--- Start ---

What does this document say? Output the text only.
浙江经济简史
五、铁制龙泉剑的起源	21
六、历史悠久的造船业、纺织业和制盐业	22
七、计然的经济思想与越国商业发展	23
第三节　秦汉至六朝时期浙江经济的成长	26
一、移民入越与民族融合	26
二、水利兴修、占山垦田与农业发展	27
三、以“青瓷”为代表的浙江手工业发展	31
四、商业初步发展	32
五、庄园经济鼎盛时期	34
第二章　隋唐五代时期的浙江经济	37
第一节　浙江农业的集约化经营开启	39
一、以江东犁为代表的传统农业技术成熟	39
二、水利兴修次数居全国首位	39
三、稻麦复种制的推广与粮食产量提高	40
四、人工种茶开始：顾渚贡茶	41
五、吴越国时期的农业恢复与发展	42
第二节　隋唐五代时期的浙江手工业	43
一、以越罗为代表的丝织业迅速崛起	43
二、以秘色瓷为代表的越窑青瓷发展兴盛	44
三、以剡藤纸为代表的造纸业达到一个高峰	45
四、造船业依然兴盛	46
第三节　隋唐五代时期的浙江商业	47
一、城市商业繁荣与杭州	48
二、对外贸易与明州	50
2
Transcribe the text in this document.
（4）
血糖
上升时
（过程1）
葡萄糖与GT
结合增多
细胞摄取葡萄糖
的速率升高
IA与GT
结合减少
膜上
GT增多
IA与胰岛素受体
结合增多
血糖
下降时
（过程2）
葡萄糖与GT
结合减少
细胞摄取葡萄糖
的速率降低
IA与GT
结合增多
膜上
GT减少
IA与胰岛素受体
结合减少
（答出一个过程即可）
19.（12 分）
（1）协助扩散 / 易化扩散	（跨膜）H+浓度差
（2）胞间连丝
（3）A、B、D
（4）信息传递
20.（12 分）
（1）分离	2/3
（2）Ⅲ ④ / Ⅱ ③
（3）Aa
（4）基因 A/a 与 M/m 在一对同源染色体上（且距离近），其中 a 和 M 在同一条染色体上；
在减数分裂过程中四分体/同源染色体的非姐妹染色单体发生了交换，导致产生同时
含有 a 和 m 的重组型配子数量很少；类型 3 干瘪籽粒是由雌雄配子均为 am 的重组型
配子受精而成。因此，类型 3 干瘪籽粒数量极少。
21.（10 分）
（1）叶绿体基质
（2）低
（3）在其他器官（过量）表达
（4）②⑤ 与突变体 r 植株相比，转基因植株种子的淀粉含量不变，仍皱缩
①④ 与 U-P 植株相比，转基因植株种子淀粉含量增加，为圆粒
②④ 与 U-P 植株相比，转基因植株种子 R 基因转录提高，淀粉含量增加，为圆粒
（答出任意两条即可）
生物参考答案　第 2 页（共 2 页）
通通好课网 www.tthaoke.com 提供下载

--- End ---

• DO THIS:
Only the lines from the one containing "Transcribe the text in this document." through the end of the entries above belong in the answer; repeat them exactly.

• RESPONSE:
Transcribe the text in this document.
（4）
血糖
上升时
（过程1）
葡萄糖与GT
结合增多
细胞摄取葡萄糖
的速率升高
IA与GT
结合减少
膜上
GT增多
IA与胰岛素受体
结合增多
血糖
下降时
（过程2）
葡萄糖与GT
结合减少
细胞摄取葡萄糖
的速率降低
IA与GT
结合增多
膜上
GT减少
IA与胰岛素受体
结合减少
（答出一个过程即可）
19.（12 分）
（1）协助扩散 / 易化扩散	（跨膜）H+浓度差
（2）胞间连丝
（3）A、B、D
（4）信息传递
20.（12 分）
（1）分离	2/3
（2）Ⅲ ④ / Ⅱ ③
（3）Aa
（4）基因 A/a 与 M/m 在一对同源染色体上（且距离近），其中 a 和 M 在同一条染色体上；
在减数分裂过程中四分体/同源染色体的非姐妹染色单体发生了交换，导致产生同时
含有 a 和 m 的重组型配子数量很少；类型 3 干瘪籽粒是由雌雄配子均为 am 的重组型
配子受精而成。因此，类型 3 干瘪籽粒数量极少。
21.（10 分）
（1）叶绿体基质
（2）低
（3）在其他器官（过量）表达
（4）②⑤ 与突变体 r 植株相比，转基因植株种子的淀粉含量不变，仍皱缩
①④ 与 U-P 植株相比，转基因植株种子淀粉含量增加，为圆粒
②④ 与 U-P 植株相比，转基因植株种子 R 基因转录提高，淀粉含量增加，为圆粒
（答出任意两条即可）
生物参考答案　第 2 页（共 2 页）
通通好课网 www.tthaoke.com 提供下载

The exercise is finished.